* EXERCISE TASK: In the records that follow, show each line where the word "Johanna" is present.

Dataset items:
◇ ◇ ◇ ◇ ◇ ◇ ◇

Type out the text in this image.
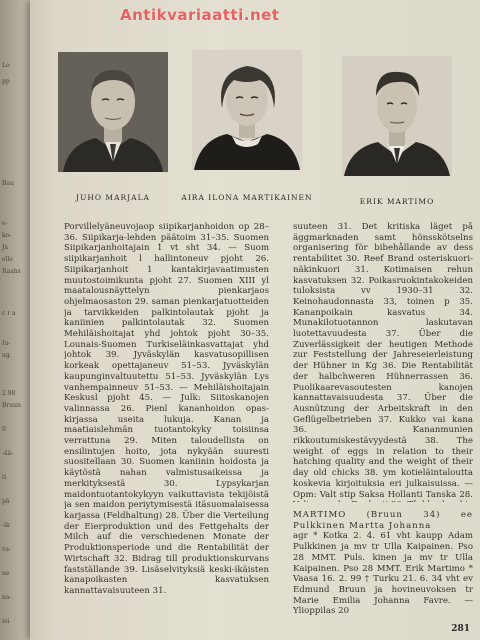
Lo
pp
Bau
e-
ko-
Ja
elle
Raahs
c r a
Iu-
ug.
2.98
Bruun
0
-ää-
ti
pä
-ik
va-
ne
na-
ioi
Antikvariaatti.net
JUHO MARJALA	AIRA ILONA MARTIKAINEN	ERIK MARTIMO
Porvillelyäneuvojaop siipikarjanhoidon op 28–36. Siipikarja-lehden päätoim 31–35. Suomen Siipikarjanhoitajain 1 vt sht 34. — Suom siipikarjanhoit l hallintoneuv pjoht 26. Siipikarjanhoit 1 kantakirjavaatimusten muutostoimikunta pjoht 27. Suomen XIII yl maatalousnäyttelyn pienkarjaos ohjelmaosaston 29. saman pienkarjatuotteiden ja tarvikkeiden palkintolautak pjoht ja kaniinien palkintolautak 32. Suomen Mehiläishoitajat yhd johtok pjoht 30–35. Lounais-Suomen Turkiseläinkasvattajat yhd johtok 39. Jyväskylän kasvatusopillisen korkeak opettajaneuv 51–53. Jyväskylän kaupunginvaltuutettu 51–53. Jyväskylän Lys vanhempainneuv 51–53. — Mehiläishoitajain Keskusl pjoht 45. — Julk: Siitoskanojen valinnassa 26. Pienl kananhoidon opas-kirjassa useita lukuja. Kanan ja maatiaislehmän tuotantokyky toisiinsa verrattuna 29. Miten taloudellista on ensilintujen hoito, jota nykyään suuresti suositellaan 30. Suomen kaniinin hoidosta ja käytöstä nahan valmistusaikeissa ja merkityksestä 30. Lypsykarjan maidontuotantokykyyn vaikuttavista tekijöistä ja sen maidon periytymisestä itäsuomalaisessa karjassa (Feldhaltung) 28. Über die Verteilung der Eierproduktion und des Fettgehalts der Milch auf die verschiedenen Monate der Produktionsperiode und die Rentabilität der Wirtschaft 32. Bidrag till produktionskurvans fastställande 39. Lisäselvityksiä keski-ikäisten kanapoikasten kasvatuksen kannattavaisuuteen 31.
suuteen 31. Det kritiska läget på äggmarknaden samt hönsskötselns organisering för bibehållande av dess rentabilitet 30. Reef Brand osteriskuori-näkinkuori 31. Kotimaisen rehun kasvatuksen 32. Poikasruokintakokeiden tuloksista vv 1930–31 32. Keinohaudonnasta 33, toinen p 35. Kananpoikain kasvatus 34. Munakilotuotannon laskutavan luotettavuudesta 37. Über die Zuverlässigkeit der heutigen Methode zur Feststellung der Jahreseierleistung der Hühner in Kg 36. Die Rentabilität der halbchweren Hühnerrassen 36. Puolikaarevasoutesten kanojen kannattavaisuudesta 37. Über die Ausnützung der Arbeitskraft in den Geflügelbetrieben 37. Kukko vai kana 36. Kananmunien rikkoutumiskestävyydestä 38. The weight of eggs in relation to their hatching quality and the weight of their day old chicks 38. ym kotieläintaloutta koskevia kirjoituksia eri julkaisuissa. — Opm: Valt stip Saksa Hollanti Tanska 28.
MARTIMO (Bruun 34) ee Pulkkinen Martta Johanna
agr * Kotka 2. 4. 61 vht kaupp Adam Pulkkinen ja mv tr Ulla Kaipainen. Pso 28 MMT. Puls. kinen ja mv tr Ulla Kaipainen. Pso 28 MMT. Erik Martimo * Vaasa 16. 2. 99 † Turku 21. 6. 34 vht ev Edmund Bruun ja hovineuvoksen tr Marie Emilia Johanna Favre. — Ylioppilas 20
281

◇ ◇ ◇ ◇ ◇ ◇ ◇

* THE COMPLETED TASK:
MARTIMO (Bruun 34) ee Pulkkinen Martta Johanna
agr * Kotka 2. 4. 61 vht kaupp Adam Pulkkinen ja mv tr Ulla Kaipainen. Pso 28 MMT. Puls. kinen ja mv tr Ulla Kaipainen. Pso 28 MMT. Erik Martimo * Vaasa 16. 2. 99 † Turku 21. 6. 34 vht ev Edmund Bruun ja hovineuvoksen tr Marie Emilia Johanna Favre. — Ylioppilas 20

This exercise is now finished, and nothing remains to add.